>>
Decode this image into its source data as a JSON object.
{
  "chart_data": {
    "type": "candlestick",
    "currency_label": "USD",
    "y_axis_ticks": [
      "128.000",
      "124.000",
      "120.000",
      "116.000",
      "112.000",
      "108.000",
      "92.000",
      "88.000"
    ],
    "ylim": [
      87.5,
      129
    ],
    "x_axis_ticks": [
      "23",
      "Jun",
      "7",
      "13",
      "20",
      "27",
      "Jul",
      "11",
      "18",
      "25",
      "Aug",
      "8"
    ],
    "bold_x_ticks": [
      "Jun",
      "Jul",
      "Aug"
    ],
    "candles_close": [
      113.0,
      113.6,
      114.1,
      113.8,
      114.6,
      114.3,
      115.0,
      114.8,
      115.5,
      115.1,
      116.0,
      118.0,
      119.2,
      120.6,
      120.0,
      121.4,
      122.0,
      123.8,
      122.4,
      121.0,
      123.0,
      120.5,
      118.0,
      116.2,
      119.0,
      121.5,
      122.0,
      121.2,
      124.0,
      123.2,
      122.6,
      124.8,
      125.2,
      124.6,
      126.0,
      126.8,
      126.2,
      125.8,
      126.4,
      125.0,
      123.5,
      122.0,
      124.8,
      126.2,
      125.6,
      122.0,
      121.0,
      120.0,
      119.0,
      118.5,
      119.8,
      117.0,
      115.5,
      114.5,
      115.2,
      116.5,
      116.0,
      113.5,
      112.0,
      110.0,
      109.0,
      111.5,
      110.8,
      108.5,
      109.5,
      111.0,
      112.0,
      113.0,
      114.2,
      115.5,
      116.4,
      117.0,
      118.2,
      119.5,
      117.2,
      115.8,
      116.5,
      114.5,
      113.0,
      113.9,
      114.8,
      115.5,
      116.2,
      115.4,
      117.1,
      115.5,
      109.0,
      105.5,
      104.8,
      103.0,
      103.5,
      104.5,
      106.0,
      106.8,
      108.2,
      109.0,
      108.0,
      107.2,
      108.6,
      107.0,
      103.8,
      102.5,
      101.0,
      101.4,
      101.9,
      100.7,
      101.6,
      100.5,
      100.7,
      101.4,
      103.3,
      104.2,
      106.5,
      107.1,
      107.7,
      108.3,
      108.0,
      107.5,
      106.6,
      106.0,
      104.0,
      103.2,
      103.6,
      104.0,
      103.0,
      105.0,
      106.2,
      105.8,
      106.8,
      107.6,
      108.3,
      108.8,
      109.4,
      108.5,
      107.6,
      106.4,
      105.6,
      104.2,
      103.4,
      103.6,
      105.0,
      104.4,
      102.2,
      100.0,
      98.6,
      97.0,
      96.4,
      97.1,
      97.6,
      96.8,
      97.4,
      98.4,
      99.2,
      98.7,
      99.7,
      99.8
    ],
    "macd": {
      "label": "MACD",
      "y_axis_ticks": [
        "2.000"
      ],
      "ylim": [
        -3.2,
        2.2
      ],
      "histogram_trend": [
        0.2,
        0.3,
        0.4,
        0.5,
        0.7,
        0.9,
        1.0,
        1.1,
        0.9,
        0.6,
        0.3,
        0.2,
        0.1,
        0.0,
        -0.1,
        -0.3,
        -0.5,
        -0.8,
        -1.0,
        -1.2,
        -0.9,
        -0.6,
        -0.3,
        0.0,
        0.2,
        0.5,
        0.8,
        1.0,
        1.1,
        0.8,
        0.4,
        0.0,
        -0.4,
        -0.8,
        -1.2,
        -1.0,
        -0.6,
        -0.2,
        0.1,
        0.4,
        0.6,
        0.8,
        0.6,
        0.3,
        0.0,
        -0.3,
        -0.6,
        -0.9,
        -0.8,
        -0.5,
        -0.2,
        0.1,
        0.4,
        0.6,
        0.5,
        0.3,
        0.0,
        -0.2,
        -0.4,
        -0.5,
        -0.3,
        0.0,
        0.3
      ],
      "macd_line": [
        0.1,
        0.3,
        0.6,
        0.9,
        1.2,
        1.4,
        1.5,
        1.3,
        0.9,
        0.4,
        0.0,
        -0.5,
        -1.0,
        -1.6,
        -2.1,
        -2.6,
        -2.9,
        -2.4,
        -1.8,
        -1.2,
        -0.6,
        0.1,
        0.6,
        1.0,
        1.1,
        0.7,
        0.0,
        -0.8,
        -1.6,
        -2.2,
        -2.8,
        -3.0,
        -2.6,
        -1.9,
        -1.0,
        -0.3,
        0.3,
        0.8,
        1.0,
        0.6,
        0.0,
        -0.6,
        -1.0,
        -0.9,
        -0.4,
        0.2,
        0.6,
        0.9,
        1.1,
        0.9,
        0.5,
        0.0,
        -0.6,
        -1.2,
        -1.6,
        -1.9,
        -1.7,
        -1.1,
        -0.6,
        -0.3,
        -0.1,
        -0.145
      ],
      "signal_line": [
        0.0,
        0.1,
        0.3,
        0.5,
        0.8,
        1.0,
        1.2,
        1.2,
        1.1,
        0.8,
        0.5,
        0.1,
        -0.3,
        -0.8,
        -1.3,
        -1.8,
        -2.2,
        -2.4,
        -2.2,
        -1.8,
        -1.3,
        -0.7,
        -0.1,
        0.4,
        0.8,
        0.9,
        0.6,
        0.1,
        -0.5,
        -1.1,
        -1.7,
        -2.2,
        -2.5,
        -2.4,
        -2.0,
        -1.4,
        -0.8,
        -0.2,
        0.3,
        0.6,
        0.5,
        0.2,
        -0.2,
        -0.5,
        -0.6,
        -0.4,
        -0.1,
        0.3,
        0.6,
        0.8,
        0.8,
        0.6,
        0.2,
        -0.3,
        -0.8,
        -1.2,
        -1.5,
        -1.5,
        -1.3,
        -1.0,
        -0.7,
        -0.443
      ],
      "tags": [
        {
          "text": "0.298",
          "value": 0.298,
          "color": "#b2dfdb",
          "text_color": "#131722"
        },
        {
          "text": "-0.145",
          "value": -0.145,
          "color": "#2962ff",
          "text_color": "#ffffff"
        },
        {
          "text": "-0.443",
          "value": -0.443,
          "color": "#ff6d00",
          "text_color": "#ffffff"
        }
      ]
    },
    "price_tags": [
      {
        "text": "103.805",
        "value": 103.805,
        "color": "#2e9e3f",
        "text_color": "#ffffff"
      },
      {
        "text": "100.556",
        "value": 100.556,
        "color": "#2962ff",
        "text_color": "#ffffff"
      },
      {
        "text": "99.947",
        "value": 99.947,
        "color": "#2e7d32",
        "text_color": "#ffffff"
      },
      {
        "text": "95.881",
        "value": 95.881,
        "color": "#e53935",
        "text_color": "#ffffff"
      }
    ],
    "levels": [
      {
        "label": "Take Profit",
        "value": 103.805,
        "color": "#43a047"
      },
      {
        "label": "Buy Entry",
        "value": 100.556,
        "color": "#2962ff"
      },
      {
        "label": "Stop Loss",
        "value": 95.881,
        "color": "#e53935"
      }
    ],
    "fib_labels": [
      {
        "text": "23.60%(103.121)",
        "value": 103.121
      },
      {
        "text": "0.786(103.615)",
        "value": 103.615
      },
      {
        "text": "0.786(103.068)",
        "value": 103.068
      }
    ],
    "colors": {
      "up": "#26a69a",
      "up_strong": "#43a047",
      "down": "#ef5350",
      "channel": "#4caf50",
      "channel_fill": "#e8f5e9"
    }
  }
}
<<
» EXERCISE REQUIREMENTS:
Set down the listing in full, keeping every word exactly as it is.

» COMPLETED TASK:
Decode this image into its source data as a JSON object.
{
  "chart_data": {
    "type": "candlestick",
    "currency_label": "USD",
    "y_axis_ticks": [
      "128.000",
      "124.000",
      "120.000",
      "116.000",
      "112.000",
      "108.000",
      "92.000",
      "88.000"
    ],
    "ylim": [
      87.5,
      129
    ],
    "x_axis_ticks": [
      "23",
      "Jun",
      "7",
      "13",
      "20",
      "27",
      "Jul",
      "11",
      "18",
      "25",
      "Aug",
      "8"
    ],
    "bold_x_ticks": [
      "Jun",
      "Jul",
      "Aug"
    ],
    "candles_close": [
      113.0,
      113.6,
      114.1,
      113.8,
      114.6,
      114.3,
      115.0,
      114.8,
      115.5,
      115.1,
      116.0,
      118.0,
      119.2,
      120.6,
      120.0,
      121.4,
      122.0,
      123.8,
      122.4,
      121.0,
      123.0,
      120.5,
      118.0,
      116.2,
      119.0,
      121.5,
      122.0,
      121.2,
      124.0,
      123.2,
      122.6,
      124.8,
      125.2,
      124.6,
      126.0,
      126.8,
      126.2,
      125.8,
      126.4,
      125.0,
      123.5,
      122.0,
      124.8,
      126.2,
      125.6,
      122.0,
      121.0,
      120.0,
      119.0,
      118.5,
      119.8,
      117.0,
      115.5,
      114.5,
      115.2,
      116.5,
      116.0,
      113.5,
      112.0,
      110.0,
      109.0,
      111.5,
      110.8,
      108.5,
      109.5,
      111.0,
      112.0,
      113.0,
      114.2,
      115.5,
      116.4,
      117.0,
      118.2,
      119.5,
      117.2,
      115.8,
      116.5,
      114.5,
      113.0,
      113.9,
      114.8,
      115.5,
      116.2,
      115.4,
      117.1,
      115.5,
      109.0,
      105.5,
      104.8,
      103.0,
      103.5,
      104.5,
      106.0,
      106.8,
      108.2,
      109.0,
      108.0,
      107.2,
      108.6,
      107.0,
      103.8,
      102.5,
      101.0,
      101.4,
      101.9,
      100.7,
      101.6,
      100.5,
      100.7,
      101.4,
      103.3,
      104.2,
      106.5,
      107.1,
      107.7,
      108.3,
      108.0,
      107.5,
      106.6,
      106.0,
      104.0,
      103.2,
      103.6,
      104.0,
      103.0,
      105.0,
      106.2,
      105.8,
      106.8,
      107.6,
      108.3,
      108.8,
      109.4,
      108.5,
      107.6,
      106.4,
      105.6,
      104.2,
      103.4,
      103.6,
      105.0,
      104.4,
      102.2,
      100.0,
      98.6,
      97.0,
      96.4,
      97.1,
      97.6,
      96.8,
      97.4,
      98.4,
      99.2,
      98.7,
      99.7,
      99.8
    ],
    "macd": {
      "label": "MACD",
      "y_axis_ticks": [
        "2.000"
      ],
      "ylim": [
        -3.2,
        2.2
      ],
      "histogram_trend": [
        0.2,
        0.3,
        0.4,
        0.5,
        0.7,
        0.9,
        1.0,
        1.1,
        0.9,
        0.6,
        0.3,
        0.2,
        0.1,
        0.0,
        -0.1,
        -0.3,
        -0.5,
        -0.8,
        -1.0,
        -1.2,
        -0.9,
        -0.6,
        -0.3,
        0.0,
        0.2,
        0.5,
        0.8,
        1.0,
        1.1,
        0.8,
        0.4,
        0.0,
        -0.4,
        -0.8,
        -1.2,
        -1.0,
        -0.6,
        -0.2,
        0.1,
        0.4,
        0.6,
        0.8,
        0.6,
        0.3,
        0.0,
        -0.3,
        -0.6,
        -0.9,
        -0.8,
        -0.5,
        -0.2,
        0.1,
        0.4,
        0.6,
        0.5,
        0.3,
        0.0,
        -0.2,
        -0.4,
        -0.5,
        -0.3,
        0.0,
        0.3
      ],
      "macd_line": [
        0.1,
        0.3,
        0.6,
        0.9,
        1.2,
        1.4,
        1.5,
        1.3,
        0.9,
        0.4,
        0.0,
        -0.5,
        -1.0,
        -1.6,
        -2.1,
        -2.6,
        -2.9,
        -2.4,
        -1.8,
        -1.2,
        -0.6,
        0.1,
        0.6,
        1.0,
        1.1,
        0.7,
        0.0,
        -0.8,
        -1.6,
        -2.2,
        -2.8,
        -3.0,
        -2.6,
        -1.9,
        -1.0,
        -0.3,
        0.3,
        0.8,
        1.0,
        0.6,
        0.0,
        -0.6,
        -1.0,
        -0.9,
        -0.4,
        0.2,
        0.6,
        0.9,
        1.1,
        0.9,
        0.5,
        0.0,
        -0.6,
        -1.2,
        -1.6,
        -1.9,
        -1.7,
        -1.1,
        -0.6,
        -0.3,
        -0.1,
        -0.145
      ],
      "signal_line": [
        0.0,
        0.1,
        0.3,
        0.5,
        0.8,
        1.0,
        1.2,
        1.2,
        1.1,
        0.8,
        0.5,
        0.1,
        -0.3,
        -0.8,
        -1.3,
        -1.8,
        -2.2,
        -2.4,
        -2.2,
        -1.8,
        -1.3,
        -0.7,
        -0.1,
        0.4,
        0.8,
        0.9,
        0.6,
        0.1,
        -0.5,
        -1.1,
        -1.7,
        -2.2,
        -2.5,
        -2.4,
        -2.0,
        -1.4,
        -0.8,
        -0.2,
        0.3,
        0.6,
        0.5,
        0.2,
        -0.2,
        -0.5,
        -0.6,
        -0.4,
        -0.1,
        0.3,
        0.6,
        0.8,
        0.8,
        0.6,
        0.2,
        -0.3,
        -0.8,
        -1.2,
        -1.5,
        -1.5,
        -1.3,
        -1.0,
        -0.7,
        -0.443
      ],
      "tags": [
        {
          "text": "0.298",
          "value": 0.298,
          "color": "#b2dfdb",
          "text_color": "#131722"
        },
        {
          "text": "-0.145",
          "value": -0.145,
          "color": "#2962ff",
          "text_color": "#ffffff"
        },
        {
          "text": "-0.443",
          "value": -0.443,
          "color": "#ff6d00",
          "text_color": "#ffffff"
        }
      ]
    },
    "price_tags": [
      {
        "text": "103.805",
        "value": 103.805,
        "color": "#2e9e3f",
        "text_color": "#ffffff"
      },
      {
        "text": "100.556",
        "value": 100.556,
        "color": "#2962ff",
        "text_color": "#ffffff"
      },
      {
        "text": "99.947",
        "value": 99.947,
        "color": "#2e7d32",
        "text_color": "#ffffff"
      },
      {
        "text": "95.881",
        "value": 95.881,
        "color": "#e53935",
        "text_color": "#ffffff"
      }
    ],
    "levels": [
      {
        "label": "Take Profit",
        "value": 103.805,
        "color": "#43a047"
      },
      {
        "label": "Buy Entry",
        "value": 100.556,
        "color": "#2962ff"
      },
      {
        "label": "Stop Loss",
        "value": 95.881,
        "color": "#e53935"
      }
    ],
    "fib_labels": [
      {
        "text": "23.60%(103.121)",
        "value": 103.121
      },
      {
        "text": "0.786(103.615)",
        "value": 103.615
      },
      {
        "text": "0.786(103.068)",
        "value": 103.068
      }
    ],
    "colors": {
      "up": "#26a69a",
      "up_strong": "#43a047",
      "down": "#ef5350",
      "channel": "#4caf50",
      "channel_fill": "#e8f5e9"
    }
  }
}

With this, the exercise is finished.